Given request => Copy the lines below word for word, leaving out the pictures.

Stored records =>
#####
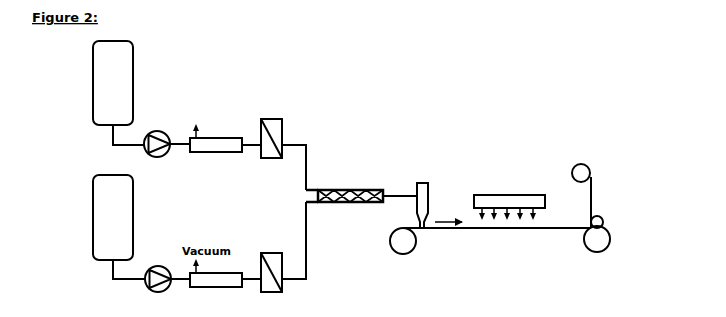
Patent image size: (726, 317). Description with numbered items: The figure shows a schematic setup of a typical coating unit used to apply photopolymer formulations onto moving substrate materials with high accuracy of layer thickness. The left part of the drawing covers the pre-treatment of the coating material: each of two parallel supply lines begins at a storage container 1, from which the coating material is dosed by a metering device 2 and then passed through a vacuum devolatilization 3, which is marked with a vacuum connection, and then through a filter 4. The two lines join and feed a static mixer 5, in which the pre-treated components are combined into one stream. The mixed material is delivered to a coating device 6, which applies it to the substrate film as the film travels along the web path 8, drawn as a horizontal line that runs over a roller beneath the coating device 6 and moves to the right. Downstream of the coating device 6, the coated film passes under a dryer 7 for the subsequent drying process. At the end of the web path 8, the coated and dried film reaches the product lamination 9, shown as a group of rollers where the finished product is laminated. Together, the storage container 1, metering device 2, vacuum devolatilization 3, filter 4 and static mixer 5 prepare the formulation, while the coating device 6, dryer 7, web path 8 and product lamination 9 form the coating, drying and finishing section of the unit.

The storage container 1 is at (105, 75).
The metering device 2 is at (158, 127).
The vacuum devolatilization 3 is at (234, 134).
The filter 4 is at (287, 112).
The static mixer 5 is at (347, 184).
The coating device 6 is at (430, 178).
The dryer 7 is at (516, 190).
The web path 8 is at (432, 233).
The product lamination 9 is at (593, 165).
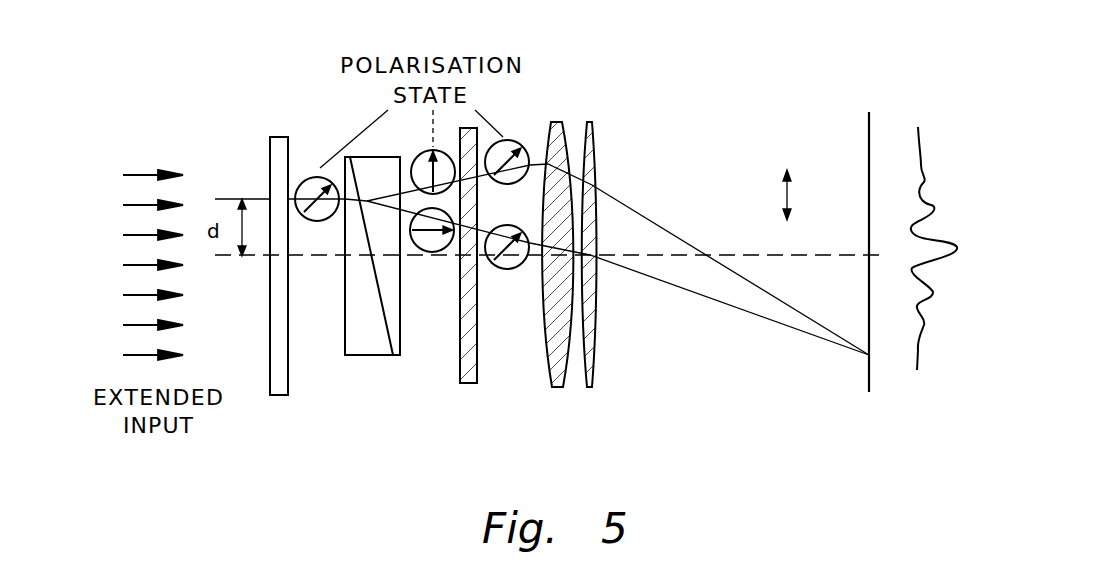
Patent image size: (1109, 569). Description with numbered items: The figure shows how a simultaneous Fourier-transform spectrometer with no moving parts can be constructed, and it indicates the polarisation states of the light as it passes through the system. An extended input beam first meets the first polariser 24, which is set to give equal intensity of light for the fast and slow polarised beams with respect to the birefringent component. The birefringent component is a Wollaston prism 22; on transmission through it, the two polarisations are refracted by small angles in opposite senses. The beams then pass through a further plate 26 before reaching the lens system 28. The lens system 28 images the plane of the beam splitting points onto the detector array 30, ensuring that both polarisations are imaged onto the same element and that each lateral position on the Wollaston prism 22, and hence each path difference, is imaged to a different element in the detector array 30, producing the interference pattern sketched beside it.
#####
Answer to this exercise =>
Patent image size: (726, 317). Description with numbered items: The figure shows a schematic setup of a typical coating unit used to apply photopolymer formulations onto moving substrate materials with high accuracy of layer thickness. The left part of the drawing covers the pre-treatment of the coating material: each of two parallel supply lines begins at a storage container 1, from which the coating material is dosed by a metering device 2 and then passed through a vacuum devolatilization 3, which is marked with a vacuum connection, and then through a filter 4. The two lines join and feed a static mixer 5, in which the pre-treated components are combined into one stream. The mixed material is delivered to a coating device 6, which applies it to the substrate film as the film travels along the web path 8, drawn as a horizontal line that runs over a roller beneath the coating device 6 and moves to the right. Downstream of the coating device 6, the coated film passes under a dryer 7 for the subsequent drying process. At the end of the web path 8, the coated and dried film reaches the product lamination 9, shown as a group of rollers where the finished product is laminated. Together, the storage container 1, metering device 2, vacuum devolatilization 3, filter 4 and static mixer 5 prepare the formulation, while the coating device 6, dryer 7, web path 8 and product lamination 9 form the coating, drying and finishing section of the unit.

The storage container 1 is at (105, 75).
The metering device 2 is at (158, 127).
The vacuum devolatilization 3 is at (234, 134).
The filter 4 is at (287, 112).
The static mixer 5 is at (347, 184).
The coating device 6 is at (430, 178).
The dryer 7 is at (516, 190).
The web path 8 is at (432, 233).
The product lamination 9 is at (593, 165).
Patent image size: (1109, 569). Description with numbered items: The figure shows how a simultaneous Fourier-transform spectrometer with no moving parts can be constructed, and it indicates the polarisation states of the light as it passes through the system. An extended input beam first meets the first polariser 24, which is set to give equal intensity of light for the fast and slow polarised beams with respect to the birefringent component. The birefringent component is a Wollaston prism 22; on transmission through it, the two polarisations are refracted by small angles in opposite senses. The beams then pass through a further plate 26 before reaching the lens system 28. The lens system 28 images the plane of the beam splitting points onto the detector array 30, ensuring that both polarisations are imaged onto the same element and that each lateral position on the Wollaston prism 22, and hence each path difference, is imaged to a different element in the detector array 30, producing the interference pattern sketched beside it.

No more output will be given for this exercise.